● **Work to be completed**
Pull out every line containing the string "satisfactory".

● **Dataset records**
▽

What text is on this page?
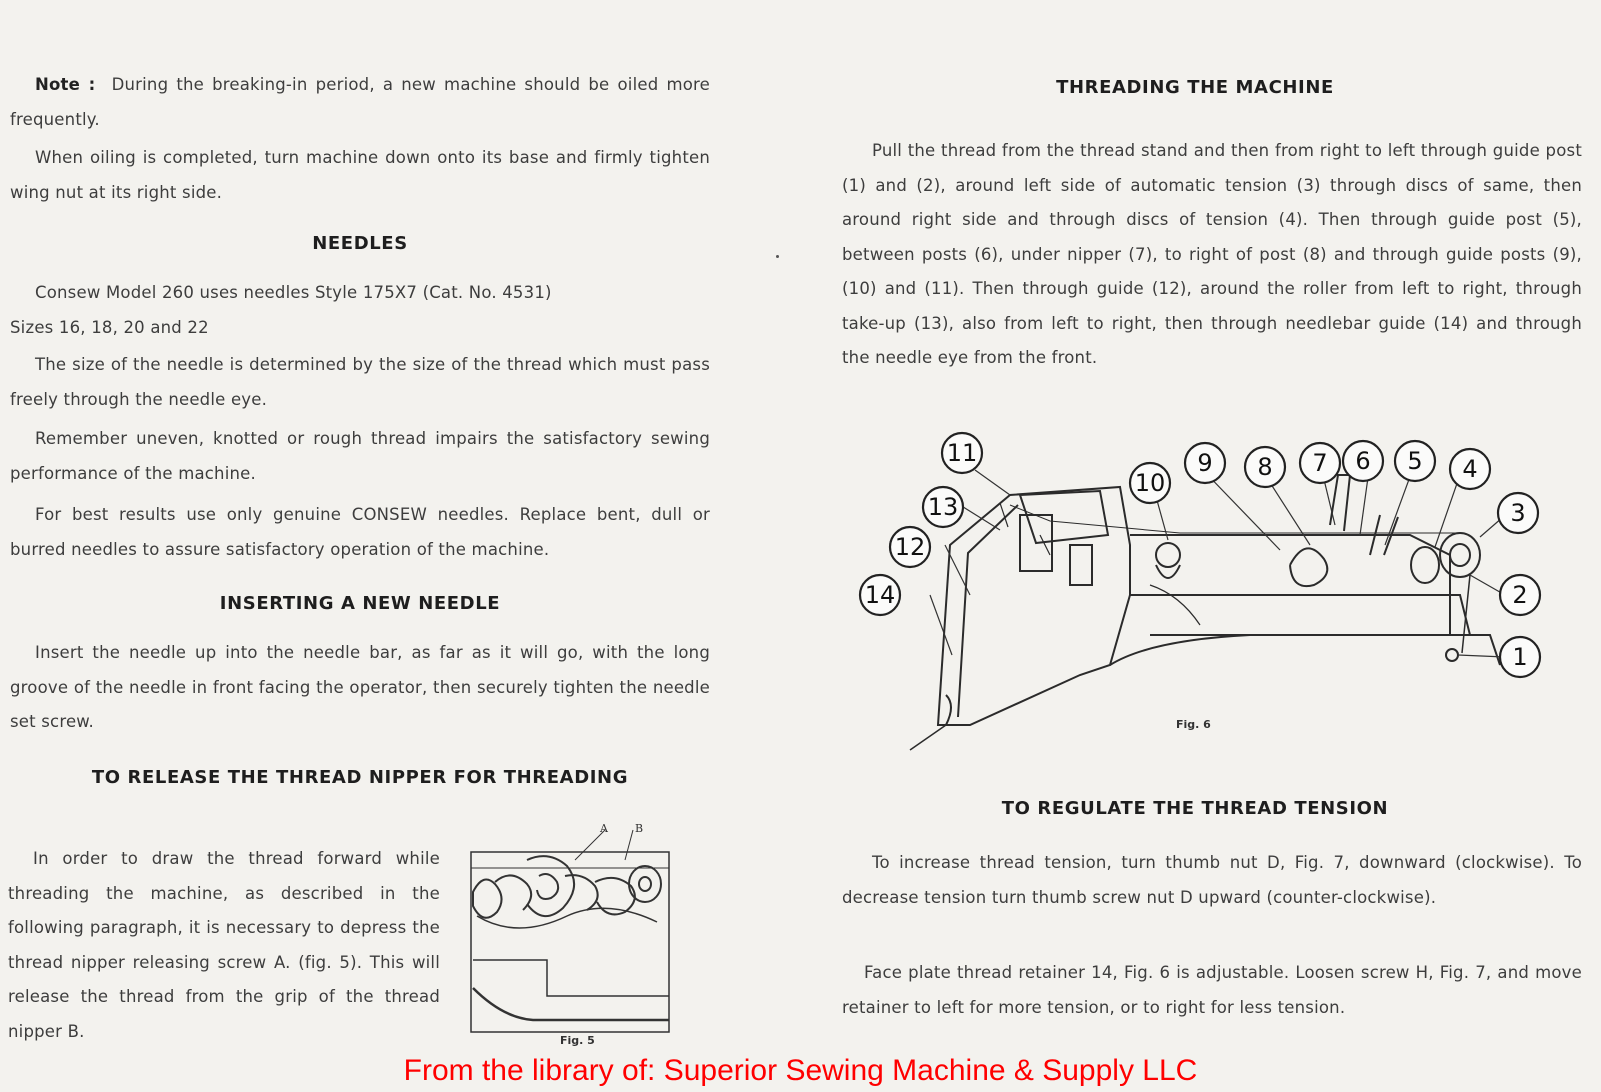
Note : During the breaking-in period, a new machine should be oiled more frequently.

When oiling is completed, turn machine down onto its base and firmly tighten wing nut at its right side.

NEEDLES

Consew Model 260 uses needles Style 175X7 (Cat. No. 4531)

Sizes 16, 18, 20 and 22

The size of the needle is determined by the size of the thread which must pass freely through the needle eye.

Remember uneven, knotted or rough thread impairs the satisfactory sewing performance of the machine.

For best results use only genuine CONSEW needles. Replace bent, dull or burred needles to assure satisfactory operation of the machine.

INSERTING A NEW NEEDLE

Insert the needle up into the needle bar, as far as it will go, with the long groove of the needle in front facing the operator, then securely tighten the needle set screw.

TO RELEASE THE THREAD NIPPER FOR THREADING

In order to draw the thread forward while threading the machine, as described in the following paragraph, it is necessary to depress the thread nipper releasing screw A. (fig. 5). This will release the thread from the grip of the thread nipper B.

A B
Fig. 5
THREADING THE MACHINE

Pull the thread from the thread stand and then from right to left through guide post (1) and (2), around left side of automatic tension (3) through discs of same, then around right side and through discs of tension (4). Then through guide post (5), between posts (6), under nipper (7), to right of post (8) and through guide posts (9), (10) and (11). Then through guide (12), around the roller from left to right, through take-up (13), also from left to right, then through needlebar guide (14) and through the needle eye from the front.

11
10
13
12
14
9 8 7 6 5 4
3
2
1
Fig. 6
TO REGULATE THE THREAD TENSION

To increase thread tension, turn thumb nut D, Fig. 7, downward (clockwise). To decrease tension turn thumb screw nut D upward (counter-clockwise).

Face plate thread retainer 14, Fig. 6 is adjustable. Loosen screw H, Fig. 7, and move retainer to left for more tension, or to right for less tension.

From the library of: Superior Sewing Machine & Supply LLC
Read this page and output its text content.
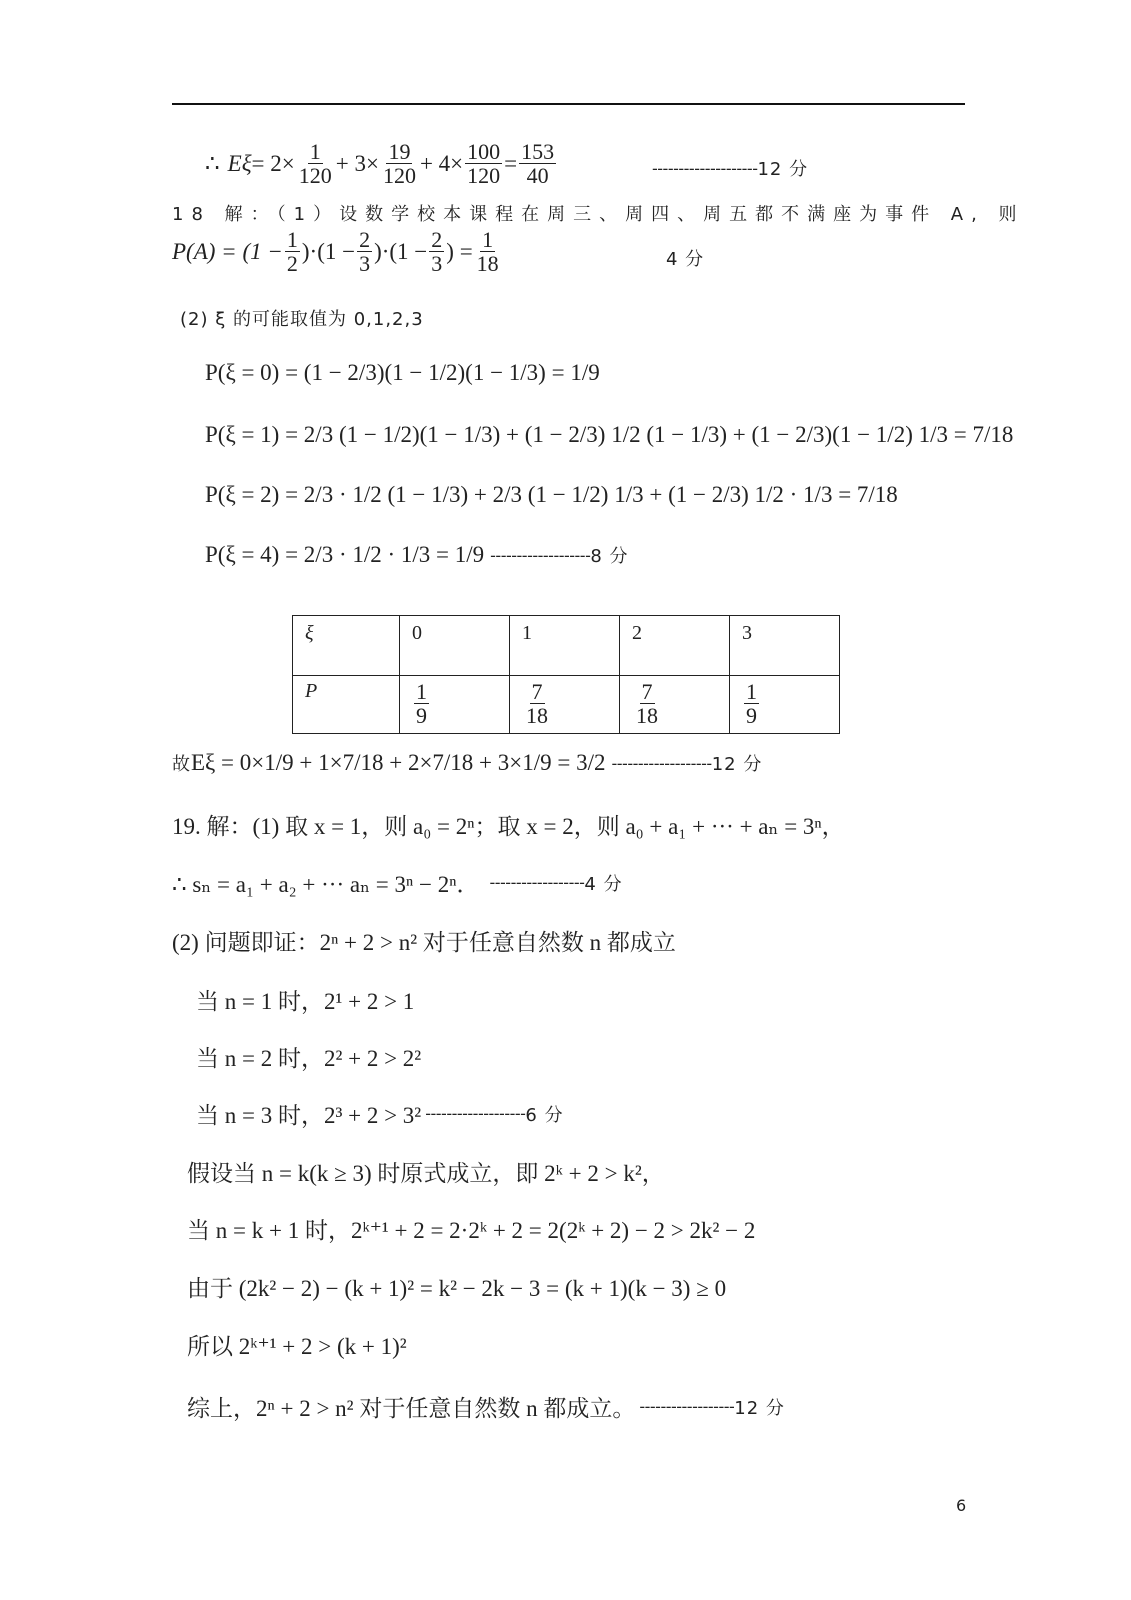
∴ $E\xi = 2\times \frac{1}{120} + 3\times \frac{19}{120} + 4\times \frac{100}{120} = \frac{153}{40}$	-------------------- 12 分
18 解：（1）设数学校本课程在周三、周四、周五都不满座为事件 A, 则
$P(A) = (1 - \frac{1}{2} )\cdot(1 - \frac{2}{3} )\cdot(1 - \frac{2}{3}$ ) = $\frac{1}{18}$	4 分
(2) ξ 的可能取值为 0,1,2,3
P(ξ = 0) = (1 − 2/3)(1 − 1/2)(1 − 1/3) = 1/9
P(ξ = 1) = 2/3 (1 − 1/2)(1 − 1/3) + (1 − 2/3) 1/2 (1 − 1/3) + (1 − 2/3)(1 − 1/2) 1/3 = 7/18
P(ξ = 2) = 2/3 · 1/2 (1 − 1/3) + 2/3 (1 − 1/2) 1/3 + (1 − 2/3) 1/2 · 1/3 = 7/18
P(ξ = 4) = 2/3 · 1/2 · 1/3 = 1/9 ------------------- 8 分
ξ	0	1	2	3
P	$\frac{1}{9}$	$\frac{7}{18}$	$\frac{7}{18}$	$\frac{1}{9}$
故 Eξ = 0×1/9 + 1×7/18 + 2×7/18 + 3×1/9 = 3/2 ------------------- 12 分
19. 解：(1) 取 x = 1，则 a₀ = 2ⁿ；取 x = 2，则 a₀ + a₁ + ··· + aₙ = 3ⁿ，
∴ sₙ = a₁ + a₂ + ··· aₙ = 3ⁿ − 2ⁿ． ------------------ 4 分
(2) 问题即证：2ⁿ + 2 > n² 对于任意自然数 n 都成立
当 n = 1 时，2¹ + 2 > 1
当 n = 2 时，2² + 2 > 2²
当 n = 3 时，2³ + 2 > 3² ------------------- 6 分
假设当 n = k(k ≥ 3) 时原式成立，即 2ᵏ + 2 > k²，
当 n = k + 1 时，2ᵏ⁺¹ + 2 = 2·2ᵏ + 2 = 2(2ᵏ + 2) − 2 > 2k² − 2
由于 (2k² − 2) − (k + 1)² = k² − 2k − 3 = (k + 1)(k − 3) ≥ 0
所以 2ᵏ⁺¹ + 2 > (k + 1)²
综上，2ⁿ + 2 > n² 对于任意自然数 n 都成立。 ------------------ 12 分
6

△

● **Reply**
Remember uneven, knotted or rough thread impairs the satisfactory sewing performance of the machine.
For best results use only genuine CONSEW needles. Replace bent, dull or burred needles to assure satisfactory operation of the machine.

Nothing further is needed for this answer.